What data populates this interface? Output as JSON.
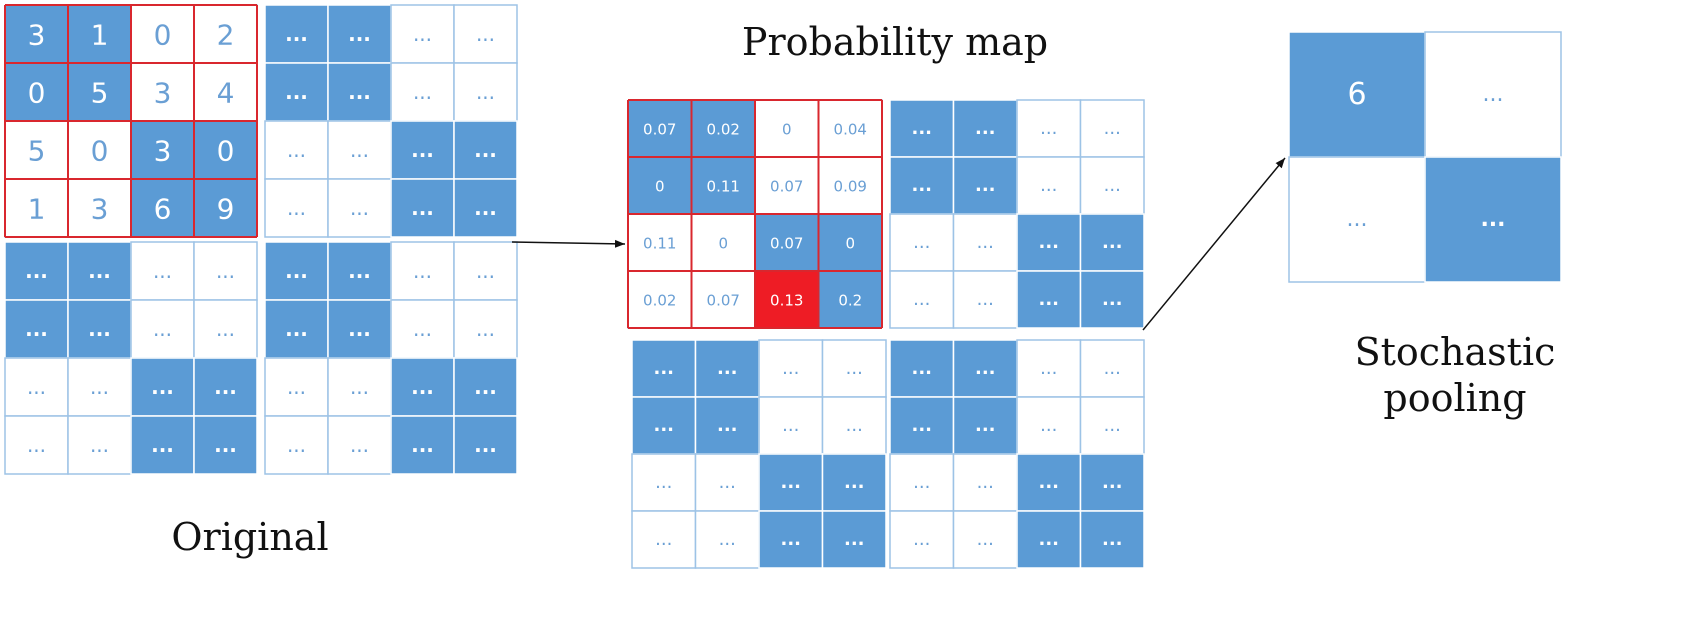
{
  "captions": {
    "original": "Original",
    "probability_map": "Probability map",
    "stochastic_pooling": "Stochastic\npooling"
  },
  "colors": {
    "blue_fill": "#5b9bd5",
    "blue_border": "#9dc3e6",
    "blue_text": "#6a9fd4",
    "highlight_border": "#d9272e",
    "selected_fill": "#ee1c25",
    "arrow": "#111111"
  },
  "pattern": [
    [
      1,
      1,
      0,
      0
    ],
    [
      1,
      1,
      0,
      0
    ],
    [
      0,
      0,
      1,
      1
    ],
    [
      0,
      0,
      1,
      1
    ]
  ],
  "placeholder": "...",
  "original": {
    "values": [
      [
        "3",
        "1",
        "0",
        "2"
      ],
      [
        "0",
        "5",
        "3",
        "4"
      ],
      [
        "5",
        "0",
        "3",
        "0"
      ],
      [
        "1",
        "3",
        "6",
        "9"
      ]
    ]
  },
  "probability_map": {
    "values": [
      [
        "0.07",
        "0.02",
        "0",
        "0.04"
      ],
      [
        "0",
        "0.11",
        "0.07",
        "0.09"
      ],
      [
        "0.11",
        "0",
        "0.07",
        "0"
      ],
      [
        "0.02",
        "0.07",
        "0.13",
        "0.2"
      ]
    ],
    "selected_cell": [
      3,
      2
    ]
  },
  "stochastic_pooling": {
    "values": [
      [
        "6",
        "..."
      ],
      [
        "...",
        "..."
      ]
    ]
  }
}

Task brief: The records above must be transcribed exactly. Pictures are left out of the copy.

Solution:
What data populates this interface? Output as JSON.
{
  "captions": {
    "original": "Original",
    "probability_map": "Probability map",
    "stochastic_pooling": "Stochastic\npooling"
  },
  "colors": {
    "blue_fill": "#5b9bd5",
    "blue_border": "#9dc3e6",
    "blue_text": "#6a9fd4",
    "highlight_border": "#d9272e",
    "selected_fill": "#ee1c25",
    "arrow": "#111111"
  },
  "pattern": [
    [
      1,
      1,
      0,
      0
    ],
    [
      1,
      1,
      0,
      0
    ],
    [
      0,
      0,
      1,
      1
    ],
    [
      0,
      0,
      1,
      1
    ]
  ],
  "placeholder": "...",
  "original": {
    "values": [
      [
        "3",
        "1",
        "0",
        "2"
      ],
      [
        "0",
        "5",
        "3",
        "4"
      ],
      [
        "5",
        "0",
        "3",
        "0"
      ],
      [
        "1",
        "3",
        "6",
        "9"
      ]
    ]
  },
  "probability_map": {
    "values": [
      [
        "0.07",
        "0.02",
        "0",
        "0.04"
      ],
      [
        "0",
        "0.11",
        "0.07",
        "0.09"
      ],
      [
        "0.11",
        "0",
        "0.07",
        "0"
      ],
      [
        "0.02",
        "0.07",
        "0.13",
        "0.2"
      ]
    ],
    "selected_cell": [
      3,
      2
    ]
  },
  "stochastic_pooling": {
    "values": [
      [
        "6",
        "..."
      ],
      [
        "...",
        "..."
      ]
    ]
  }
}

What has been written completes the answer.